╭──

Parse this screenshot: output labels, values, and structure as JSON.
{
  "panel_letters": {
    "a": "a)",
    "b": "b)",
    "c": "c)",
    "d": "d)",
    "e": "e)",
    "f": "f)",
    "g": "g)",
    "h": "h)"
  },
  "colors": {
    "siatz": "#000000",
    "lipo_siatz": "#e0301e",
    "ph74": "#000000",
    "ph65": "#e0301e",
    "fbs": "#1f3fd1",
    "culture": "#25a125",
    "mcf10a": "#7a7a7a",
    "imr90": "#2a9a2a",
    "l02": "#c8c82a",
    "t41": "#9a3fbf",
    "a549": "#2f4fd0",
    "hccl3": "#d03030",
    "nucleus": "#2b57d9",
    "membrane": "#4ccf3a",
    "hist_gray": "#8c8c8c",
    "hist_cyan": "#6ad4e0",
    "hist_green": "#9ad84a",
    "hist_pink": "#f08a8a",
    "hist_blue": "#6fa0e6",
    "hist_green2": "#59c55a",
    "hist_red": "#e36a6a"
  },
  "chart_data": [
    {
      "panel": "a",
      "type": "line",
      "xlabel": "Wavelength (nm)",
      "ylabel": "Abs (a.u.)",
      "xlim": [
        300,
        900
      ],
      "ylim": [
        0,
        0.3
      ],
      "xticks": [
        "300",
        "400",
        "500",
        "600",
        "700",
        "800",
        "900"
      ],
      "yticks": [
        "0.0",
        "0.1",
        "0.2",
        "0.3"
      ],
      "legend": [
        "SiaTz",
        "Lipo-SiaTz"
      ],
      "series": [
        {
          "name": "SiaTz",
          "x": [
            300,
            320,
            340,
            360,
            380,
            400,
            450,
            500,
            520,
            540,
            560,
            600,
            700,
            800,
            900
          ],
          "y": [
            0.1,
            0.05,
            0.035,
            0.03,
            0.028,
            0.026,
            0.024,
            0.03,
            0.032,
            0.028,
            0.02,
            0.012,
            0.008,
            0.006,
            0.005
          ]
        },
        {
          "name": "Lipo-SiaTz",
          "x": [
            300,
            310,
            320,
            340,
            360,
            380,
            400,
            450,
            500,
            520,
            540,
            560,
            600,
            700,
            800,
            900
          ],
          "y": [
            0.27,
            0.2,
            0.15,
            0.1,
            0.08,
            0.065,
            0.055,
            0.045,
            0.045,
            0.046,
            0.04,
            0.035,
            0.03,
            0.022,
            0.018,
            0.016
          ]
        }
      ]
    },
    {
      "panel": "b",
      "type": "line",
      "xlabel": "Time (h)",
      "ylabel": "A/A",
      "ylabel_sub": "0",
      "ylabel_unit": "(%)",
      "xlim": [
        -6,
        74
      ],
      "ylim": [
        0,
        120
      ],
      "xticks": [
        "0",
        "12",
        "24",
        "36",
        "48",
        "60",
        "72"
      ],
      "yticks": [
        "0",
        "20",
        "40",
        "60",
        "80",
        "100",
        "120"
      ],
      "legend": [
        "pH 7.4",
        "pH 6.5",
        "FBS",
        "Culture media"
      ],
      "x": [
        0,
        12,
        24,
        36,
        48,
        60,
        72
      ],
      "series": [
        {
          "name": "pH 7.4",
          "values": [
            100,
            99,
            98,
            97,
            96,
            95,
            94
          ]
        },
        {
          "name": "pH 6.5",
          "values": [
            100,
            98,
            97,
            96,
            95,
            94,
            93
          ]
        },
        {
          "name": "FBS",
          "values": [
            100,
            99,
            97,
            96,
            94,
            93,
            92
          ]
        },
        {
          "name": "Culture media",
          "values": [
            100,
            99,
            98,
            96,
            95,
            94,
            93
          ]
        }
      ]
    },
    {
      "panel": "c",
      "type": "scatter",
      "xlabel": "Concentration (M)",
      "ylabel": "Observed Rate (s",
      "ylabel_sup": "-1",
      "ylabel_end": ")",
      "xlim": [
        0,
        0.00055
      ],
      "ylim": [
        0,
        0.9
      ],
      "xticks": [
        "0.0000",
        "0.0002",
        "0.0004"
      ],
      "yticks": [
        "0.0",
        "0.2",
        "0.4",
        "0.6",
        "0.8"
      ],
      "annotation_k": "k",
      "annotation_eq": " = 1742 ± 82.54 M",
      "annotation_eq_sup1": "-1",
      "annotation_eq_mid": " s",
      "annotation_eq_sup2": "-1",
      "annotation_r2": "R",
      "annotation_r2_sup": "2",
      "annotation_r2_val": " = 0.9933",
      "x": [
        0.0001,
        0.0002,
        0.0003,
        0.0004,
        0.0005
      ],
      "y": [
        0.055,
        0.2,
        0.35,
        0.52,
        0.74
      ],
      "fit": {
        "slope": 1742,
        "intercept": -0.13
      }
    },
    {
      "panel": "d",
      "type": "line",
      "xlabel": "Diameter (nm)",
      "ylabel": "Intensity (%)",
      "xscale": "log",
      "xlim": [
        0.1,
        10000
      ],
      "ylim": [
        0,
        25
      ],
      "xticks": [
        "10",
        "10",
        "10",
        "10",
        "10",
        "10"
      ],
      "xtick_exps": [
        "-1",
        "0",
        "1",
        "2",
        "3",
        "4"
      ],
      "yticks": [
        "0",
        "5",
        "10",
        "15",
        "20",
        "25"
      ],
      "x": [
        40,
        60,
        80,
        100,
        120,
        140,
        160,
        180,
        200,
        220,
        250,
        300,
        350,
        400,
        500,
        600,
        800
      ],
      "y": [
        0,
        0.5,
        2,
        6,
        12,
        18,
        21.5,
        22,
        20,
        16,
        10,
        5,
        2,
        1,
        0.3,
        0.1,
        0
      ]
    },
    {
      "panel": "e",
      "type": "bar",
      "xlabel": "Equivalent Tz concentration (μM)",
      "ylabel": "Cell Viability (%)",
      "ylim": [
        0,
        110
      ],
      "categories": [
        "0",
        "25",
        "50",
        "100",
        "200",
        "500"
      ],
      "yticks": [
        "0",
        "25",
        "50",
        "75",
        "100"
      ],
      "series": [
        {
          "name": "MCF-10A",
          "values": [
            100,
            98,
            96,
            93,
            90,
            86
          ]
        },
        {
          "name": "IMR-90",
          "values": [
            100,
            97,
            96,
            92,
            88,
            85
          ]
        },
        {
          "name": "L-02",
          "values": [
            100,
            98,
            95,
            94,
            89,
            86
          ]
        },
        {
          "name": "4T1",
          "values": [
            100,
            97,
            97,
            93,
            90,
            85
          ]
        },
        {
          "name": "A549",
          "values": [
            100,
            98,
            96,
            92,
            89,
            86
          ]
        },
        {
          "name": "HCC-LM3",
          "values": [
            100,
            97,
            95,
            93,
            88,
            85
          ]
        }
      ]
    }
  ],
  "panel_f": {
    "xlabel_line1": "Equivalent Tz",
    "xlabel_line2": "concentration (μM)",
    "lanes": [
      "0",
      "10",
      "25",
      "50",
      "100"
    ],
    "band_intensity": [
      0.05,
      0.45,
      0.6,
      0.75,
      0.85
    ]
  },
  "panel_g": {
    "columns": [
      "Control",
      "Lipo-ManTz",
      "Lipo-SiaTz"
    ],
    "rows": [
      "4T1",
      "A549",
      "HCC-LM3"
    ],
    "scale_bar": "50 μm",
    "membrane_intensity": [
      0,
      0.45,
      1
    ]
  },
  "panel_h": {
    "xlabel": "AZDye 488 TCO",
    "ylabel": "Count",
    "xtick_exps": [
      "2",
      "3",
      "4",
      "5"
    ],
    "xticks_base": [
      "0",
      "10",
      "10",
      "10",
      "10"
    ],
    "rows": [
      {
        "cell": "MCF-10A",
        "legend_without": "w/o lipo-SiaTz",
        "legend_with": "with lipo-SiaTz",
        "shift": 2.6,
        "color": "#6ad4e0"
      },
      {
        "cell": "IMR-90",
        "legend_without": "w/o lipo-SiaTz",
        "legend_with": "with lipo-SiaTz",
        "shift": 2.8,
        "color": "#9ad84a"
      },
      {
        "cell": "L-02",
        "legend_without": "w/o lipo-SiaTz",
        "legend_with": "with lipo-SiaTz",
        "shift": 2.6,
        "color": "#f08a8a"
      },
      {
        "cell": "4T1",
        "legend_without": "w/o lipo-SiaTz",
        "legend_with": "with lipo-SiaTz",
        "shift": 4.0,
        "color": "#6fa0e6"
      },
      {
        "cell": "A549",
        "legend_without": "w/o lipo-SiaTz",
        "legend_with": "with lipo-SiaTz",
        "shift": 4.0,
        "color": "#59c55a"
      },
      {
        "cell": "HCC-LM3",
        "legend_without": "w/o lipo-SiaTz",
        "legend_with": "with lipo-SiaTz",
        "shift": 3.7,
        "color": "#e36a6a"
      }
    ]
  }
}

╰──

• SET TASK: From the entries above, extract every line where the word "Equivalent" appears.

• TASK RESULT:
      "xlabel": "Equivalent Tz concentration (μM)",
    "xlabel_line1": "Equivalent Tz",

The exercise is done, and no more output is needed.